**DATASET EXTRACT:**
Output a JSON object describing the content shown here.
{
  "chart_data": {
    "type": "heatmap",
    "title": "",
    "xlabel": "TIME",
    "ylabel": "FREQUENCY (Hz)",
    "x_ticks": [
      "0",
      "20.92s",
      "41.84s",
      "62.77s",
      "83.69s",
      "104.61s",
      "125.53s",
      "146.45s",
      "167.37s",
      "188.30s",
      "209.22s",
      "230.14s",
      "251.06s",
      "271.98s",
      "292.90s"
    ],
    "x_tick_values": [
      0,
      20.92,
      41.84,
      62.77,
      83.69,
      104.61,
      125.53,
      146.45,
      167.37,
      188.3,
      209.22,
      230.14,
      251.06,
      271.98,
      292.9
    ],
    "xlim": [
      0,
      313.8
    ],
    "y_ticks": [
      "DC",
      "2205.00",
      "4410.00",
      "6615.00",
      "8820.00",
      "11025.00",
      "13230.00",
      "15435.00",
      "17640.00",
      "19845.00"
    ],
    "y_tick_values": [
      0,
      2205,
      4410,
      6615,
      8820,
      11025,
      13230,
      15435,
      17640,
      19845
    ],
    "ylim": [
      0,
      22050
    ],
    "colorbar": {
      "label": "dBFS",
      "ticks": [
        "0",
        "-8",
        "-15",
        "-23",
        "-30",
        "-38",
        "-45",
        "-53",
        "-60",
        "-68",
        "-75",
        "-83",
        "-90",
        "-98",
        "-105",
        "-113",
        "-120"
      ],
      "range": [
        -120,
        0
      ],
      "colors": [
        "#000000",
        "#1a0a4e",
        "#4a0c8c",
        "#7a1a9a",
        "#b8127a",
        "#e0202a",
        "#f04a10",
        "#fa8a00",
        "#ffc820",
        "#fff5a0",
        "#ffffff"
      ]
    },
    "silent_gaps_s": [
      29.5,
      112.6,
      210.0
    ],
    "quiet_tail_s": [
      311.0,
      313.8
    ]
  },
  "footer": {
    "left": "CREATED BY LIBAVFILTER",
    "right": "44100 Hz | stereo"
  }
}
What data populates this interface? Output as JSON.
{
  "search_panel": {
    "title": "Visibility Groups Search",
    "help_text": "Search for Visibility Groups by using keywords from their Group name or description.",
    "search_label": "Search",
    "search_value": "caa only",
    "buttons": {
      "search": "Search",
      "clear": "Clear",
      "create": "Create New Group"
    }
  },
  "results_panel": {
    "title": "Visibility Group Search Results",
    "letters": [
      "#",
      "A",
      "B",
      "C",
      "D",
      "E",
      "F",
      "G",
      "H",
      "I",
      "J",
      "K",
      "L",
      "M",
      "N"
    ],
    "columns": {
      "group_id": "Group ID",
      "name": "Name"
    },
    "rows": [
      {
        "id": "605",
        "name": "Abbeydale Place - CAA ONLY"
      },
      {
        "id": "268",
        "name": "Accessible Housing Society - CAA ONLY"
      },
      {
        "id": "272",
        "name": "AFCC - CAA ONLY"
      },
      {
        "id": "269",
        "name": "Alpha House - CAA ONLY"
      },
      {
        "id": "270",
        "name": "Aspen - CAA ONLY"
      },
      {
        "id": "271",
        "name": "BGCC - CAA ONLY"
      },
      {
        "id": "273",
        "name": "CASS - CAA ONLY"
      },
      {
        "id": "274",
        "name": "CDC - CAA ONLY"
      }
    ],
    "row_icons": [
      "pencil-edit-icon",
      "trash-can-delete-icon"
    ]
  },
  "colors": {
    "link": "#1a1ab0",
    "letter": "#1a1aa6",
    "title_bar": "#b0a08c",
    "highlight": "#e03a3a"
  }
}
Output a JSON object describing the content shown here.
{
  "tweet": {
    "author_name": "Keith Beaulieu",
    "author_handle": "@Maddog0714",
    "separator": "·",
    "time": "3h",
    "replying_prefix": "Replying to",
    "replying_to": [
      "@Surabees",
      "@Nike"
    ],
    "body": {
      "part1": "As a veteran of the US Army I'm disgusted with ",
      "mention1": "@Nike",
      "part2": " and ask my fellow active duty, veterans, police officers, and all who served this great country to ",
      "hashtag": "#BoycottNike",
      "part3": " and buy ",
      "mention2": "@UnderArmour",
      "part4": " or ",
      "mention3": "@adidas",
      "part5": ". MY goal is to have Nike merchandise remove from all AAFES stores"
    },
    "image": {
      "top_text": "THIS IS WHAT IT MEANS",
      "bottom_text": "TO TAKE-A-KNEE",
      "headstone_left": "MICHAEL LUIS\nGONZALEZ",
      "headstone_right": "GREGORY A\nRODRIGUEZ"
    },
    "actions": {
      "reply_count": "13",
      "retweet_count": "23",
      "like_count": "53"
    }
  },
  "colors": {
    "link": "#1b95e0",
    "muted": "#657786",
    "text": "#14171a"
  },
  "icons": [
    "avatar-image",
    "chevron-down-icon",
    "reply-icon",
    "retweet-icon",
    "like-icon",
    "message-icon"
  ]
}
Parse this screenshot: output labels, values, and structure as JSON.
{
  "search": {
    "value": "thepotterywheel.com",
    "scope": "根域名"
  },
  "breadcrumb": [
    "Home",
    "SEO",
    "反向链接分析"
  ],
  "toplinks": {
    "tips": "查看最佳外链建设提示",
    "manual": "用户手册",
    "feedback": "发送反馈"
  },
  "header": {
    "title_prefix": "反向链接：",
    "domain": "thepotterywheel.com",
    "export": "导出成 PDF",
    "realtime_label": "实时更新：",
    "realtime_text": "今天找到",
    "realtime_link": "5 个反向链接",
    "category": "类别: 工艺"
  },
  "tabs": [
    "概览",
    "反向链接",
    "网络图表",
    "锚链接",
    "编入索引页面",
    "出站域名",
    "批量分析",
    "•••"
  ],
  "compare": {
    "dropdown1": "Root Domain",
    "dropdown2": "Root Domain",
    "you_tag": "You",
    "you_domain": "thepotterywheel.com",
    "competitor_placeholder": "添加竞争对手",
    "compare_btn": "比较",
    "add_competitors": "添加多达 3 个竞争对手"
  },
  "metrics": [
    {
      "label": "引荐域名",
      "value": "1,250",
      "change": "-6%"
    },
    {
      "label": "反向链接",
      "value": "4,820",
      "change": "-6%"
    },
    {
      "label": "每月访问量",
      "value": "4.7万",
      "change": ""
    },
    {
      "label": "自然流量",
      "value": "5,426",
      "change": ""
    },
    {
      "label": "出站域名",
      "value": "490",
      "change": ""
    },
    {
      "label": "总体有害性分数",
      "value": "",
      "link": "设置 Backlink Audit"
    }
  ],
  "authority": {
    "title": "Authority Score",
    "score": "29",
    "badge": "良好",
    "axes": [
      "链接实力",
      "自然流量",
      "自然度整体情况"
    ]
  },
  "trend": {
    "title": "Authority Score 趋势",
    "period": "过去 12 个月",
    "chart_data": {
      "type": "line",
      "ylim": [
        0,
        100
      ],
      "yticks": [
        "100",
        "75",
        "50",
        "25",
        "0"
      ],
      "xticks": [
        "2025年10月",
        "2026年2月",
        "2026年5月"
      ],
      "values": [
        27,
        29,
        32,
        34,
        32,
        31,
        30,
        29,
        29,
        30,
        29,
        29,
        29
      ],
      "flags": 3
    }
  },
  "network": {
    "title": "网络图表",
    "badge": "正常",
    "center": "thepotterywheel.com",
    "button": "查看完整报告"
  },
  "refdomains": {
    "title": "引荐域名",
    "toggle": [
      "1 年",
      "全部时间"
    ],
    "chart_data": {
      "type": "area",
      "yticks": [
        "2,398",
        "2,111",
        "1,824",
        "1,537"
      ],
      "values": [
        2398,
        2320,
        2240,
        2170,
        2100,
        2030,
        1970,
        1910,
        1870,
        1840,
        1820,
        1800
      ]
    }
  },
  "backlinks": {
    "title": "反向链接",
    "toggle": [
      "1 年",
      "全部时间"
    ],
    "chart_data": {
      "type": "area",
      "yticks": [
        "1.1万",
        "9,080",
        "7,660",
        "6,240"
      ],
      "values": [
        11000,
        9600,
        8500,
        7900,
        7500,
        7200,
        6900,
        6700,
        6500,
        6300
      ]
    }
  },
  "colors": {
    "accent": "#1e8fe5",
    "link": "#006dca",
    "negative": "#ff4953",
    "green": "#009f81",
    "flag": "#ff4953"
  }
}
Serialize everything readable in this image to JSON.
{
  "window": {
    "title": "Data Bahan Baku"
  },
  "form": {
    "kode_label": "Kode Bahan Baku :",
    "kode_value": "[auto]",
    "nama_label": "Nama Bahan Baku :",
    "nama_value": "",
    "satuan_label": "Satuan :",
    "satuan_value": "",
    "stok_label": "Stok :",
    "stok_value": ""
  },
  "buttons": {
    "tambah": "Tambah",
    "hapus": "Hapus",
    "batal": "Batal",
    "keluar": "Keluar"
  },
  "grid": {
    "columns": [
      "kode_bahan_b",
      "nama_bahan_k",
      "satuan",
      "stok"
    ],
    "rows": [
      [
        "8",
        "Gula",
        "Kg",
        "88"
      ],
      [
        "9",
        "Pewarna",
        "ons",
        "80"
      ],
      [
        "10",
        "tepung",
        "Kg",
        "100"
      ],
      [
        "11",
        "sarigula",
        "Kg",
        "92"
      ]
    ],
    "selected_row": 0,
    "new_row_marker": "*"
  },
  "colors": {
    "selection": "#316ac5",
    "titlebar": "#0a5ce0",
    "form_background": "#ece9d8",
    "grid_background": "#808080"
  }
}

**WORK REQUIRED:** Locate and copy each line in the data above that includes the word "Visibility".

**TASK OUTPUT:**
    "title": "Visibility Groups Search",
    "help_text": "Search for Visibility Groups by using keywords from their Group name or description.",
    "title": "Visibility Group Search Results",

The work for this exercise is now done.